**EXERCISE BRIEF:** Each entry should be quoted word for word, including every mark of punctuation.

**GIVEN ENTRIES:**
□ □ □ □

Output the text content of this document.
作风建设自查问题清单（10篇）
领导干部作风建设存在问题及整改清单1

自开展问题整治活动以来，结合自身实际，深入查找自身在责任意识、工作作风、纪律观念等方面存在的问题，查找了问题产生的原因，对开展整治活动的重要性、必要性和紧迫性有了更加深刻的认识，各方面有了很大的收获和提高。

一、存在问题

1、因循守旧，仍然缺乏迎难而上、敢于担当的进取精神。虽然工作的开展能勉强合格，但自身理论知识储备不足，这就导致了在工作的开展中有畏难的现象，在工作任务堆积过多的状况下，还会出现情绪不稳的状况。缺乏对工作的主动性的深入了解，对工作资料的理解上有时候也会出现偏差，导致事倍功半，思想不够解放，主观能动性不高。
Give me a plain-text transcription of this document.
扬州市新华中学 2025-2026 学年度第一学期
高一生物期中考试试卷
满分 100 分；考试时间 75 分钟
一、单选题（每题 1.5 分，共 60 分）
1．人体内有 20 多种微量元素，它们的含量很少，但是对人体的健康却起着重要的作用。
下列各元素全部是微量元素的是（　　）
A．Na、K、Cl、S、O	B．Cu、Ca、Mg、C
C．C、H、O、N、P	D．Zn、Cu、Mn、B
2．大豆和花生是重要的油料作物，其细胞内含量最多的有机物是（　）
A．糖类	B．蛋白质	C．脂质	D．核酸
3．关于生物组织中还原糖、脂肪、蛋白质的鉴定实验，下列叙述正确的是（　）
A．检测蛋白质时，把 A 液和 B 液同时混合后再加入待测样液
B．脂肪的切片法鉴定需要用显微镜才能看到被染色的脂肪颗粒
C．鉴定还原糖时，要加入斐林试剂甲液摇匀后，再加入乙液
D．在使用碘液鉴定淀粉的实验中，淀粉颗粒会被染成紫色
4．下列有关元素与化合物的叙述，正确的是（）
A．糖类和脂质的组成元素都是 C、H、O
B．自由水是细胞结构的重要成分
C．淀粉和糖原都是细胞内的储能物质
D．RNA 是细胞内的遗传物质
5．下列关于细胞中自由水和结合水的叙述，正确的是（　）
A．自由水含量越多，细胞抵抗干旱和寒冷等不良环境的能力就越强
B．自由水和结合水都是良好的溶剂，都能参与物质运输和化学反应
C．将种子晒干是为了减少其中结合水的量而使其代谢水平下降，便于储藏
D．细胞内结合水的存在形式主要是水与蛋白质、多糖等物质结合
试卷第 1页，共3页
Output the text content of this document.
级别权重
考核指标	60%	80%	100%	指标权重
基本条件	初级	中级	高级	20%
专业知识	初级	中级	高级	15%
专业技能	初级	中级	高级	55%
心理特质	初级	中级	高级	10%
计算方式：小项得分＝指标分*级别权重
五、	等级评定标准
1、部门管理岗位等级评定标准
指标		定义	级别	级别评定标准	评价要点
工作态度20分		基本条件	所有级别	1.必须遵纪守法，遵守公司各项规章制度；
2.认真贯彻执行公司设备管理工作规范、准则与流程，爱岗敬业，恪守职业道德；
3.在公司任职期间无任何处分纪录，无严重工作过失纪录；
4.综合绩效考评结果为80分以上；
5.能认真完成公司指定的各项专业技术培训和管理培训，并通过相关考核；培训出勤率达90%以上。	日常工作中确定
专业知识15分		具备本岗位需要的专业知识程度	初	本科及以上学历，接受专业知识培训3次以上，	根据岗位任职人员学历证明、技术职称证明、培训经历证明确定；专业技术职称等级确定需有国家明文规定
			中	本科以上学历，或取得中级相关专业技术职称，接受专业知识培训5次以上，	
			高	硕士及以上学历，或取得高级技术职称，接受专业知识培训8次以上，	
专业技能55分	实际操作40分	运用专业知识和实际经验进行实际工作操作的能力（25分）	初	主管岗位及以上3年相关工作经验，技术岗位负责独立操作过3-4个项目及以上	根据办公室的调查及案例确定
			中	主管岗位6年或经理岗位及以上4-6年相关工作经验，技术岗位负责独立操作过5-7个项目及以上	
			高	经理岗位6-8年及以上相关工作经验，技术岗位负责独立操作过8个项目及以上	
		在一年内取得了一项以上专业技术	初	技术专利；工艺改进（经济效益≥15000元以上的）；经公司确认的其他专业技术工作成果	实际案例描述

□ □ □ □

**TASK SOLUTION:**
Output the text content of this document.
作风建设自查问题清单（10篇）
领导干部作风建设存在问题及整改清单1

自开展问题整治活动以来，结合自身实际，深入查找自身在责任意识、工作作风、纪律观念等方面存在的问题，查找了问题产生的原因，对开展整治活动的重要性、必要性和紧迫性有了更加深刻的认识，各方面有了很大的收获和提高。

一、存在问题

1、因循守旧，仍然缺乏迎难而上、敢于担当的进取精神。虽然工作的开展能勉强合格，但自身理论知识储备不足，这就导致了在工作的开展中有畏难的现象，在工作任务堆积过多的状况下，还会出现情绪不稳的状况。缺乏对工作的主动性的深入了解，对工作资料的理解上有时候也会出现偏差，导致事倍功半，思想不够解放，主观能动性不高。
Give me a plain-text transcription of this document.
扬州市新华中学 2025-2026 学年度第一学期
高一生物期中考试试卷
满分 100 分；考试时间 75 分钟
一、单选题（每题 1.5 分，共 60 分）
1．人体内有 20 多种微量元素，它们的含量很少，但是对人体的健康却起着重要的作用。
下列各元素全部是微量元素的是（　　）
A．Na、K、Cl、S、O	B．Cu、Ca、Mg、C
C．C、H、O、N、P	D．Zn、Cu、Mn、B
2．大豆和花生是重要的油料作物，其细胞内含量最多的有机物是（　）
A．糖类	B．蛋白质	C．脂质	D．核酸
3．关于生物组织中还原糖、脂肪、蛋白质的鉴定实验，下列叙述正确的是（　）
A．检测蛋白质时，把 A 液和 B 液同时混合后再加入待测样液
B．脂肪的切片法鉴定需要用显微镜才能看到被染色的脂肪颗粒
C．鉴定还原糖时，要加入斐林试剂甲液摇匀后，再加入乙液
D．在使用碘液鉴定淀粉的实验中，淀粉颗粒会被染成紫色
4．下列有关元素与化合物的叙述，正确的是（）
A．糖类和脂质的组成元素都是 C、H、O
B．自由水是细胞结构的重要成分
C．淀粉和糖原都是细胞内的储能物质
D．RNA 是细胞内的遗传物质
5．下列关于细胞中自由水和结合水的叙述，正确的是（　）
A．自由水含量越多，细胞抵抗干旱和寒冷等不良环境的能力就越强
B．自由水和结合水都是良好的溶剂，都能参与物质运输和化学反应
C．将种子晒干是为了减少其中结合水的量而使其代谢水平下降，便于储藏
D．细胞内结合水的存在形式主要是水与蛋白质、多糖等物质结合
试卷第 1页，共3页
Output the text content of this document.
级别权重
考核指标	60%	80%	100%	指标权重
基本条件	初级	中级	高级	20%
专业知识	初级	中级	高级	15%
专业技能	初级	中级	高级	55%
心理特质	初级	中级	高级	10%
计算方式：小项得分＝指标分*级别权重
五、	等级评定标准
1、部门管理岗位等级评定标准
指标		定义	级别	级别评定标准	评价要点
工作态度20分		基本条件	所有级别	1.必须遵纪守法，遵守公司各项规章制度；
2.认真贯彻执行公司设备管理工作规范、准则与流程，爱岗敬业，恪守职业道德；
3.在公司任职期间无任何处分纪录，无严重工作过失纪录；
4.综合绩效考评结果为80分以上；
5.能认真完成公司指定的各项专业技术培训和管理培训，并通过相关考核；培训出勤率达90%以上。	日常工作中确定
专业知识15分		具备本岗位需要的专业知识程度	初	本科及以上学历，接受专业知识培训3次以上，	根据岗位任职人员学历证明、技术职称证明、培训经历证明确定；专业技术职称等级确定需有国家明文规定
			中	本科以上学历，或取得中级相关专业技术职称，接受专业知识培训5次以上，	
			高	硕士及以上学历，或取得高级技术职称，接受专业知识培训8次以上，	
专业技能55分	实际操作40分	运用专业知识和实际经验进行实际工作操作的能力（25分）	初	主管岗位及以上3年相关工作经验，技术岗位负责独立操作过3-4个项目及以上	根据办公室的调查及案例确定
			中	主管岗位6年或经理岗位及以上4-6年相关工作经验，技术岗位负责独立操作过5-7个项目及以上	
			高	经理岗位6-8年及以上相关工作经验，技术岗位负责独立操作过8个项目及以上	
		在一年内取得了一项以上专业技术	初	技术专利；工艺改进（经济效益≥15000元以上的）；经公司确认的其他专业技术工作成果	实际案例描述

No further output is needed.